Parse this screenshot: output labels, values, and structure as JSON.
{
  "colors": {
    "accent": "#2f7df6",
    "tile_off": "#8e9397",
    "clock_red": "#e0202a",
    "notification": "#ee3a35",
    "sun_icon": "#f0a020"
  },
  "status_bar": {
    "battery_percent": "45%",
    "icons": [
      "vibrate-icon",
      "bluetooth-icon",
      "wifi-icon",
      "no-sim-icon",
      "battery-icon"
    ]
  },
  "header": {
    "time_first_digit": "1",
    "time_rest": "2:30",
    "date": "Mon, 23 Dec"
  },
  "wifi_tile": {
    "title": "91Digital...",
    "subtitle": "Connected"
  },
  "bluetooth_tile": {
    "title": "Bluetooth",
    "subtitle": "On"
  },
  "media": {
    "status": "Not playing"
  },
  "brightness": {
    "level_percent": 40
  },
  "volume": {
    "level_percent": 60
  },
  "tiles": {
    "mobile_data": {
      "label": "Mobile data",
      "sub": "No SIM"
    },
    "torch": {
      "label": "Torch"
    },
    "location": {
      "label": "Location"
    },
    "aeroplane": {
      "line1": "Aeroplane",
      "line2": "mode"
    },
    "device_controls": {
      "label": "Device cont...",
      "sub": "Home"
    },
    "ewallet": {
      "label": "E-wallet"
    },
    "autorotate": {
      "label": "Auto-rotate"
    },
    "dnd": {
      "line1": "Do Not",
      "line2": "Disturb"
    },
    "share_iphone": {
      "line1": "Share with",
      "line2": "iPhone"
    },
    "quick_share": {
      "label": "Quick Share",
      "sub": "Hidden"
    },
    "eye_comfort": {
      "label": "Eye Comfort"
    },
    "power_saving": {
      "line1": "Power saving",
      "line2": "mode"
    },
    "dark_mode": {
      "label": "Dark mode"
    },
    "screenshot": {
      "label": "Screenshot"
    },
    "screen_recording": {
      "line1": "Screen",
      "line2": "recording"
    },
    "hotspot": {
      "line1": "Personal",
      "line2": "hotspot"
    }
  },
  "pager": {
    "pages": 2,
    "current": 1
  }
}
━━━━━━━━━━
EXERCISE AIM:
Using the listing above, retype each line exactly.

THE RESULT:
Parse this screenshot: output labels, values, and structure as JSON.
{
  "colors": {
    "accent": "#2f7df6",
    "tile_off": "#8e9397",
    "clock_red": "#e0202a",
    "notification": "#ee3a35",
    "sun_icon": "#f0a020"
  },
  "status_bar": {
    "battery_percent": "45%",
    "icons": [
      "vibrate-icon",
      "bluetooth-icon",
      "wifi-icon",
      "no-sim-icon",
      "battery-icon"
    ]
  },
  "header": {
    "time_first_digit": "1",
    "time_rest": "2:30",
    "date": "Mon, 23 Dec"
  },
  "wifi_tile": {
    "title": "91Digital...",
    "subtitle": "Connected"
  },
  "bluetooth_tile": {
    "title": "Bluetooth",
    "subtitle": "On"
  },
  "media": {
    "status": "Not playing"
  },
  "brightness": {
    "level_percent": 40
  },
  "volume": {
    "level_percent": 60
  },
  "tiles": {
    "mobile_data": {
      "label": "Mobile data",
      "sub": "No SIM"
    },
    "torch": {
      "label": "Torch"
    },
    "location": {
      "label": "Location"
    },
    "aeroplane": {
      "line1": "Aeroplane",
      "line2": "mode"
    },
    "device_controls": {
      "label": "Device cont...",
      "sub": "Home"
    },
    "ewallet": {
      "label": "E-wallet"
    },
    "autorotate": {
      "label": "Auto-rotate"
    },
    "dnd": {
      "line1": "Do Not",
      "line2": "Disturb"
    },
    "share_iphone": {
      "line1": "Share with",
      "line2": "iPhone"
    },
    "quick_share": {
      "label": "Quick Share",
      "sub": "Hidden"
    },
    "eye_comfort": {
      "label": "Eye Comfort"
    },
    "power_saving": {
      "line1": "Power saving",
      "line2": "mode"
    },
    "dark_mode": {
      "label": "Dark mode"
    },
    "screenshot": {
      "label": "Screenshot"
    },
    "screen_recording": {
      "line1": "Screen",
      "line2": "recording"
    },
    "hotspot": {
      "line1": "Personal",
      "line2": "hotspot"
    }
  },
  "pager": {
    "pages": 2,
    "current": 1
  }
}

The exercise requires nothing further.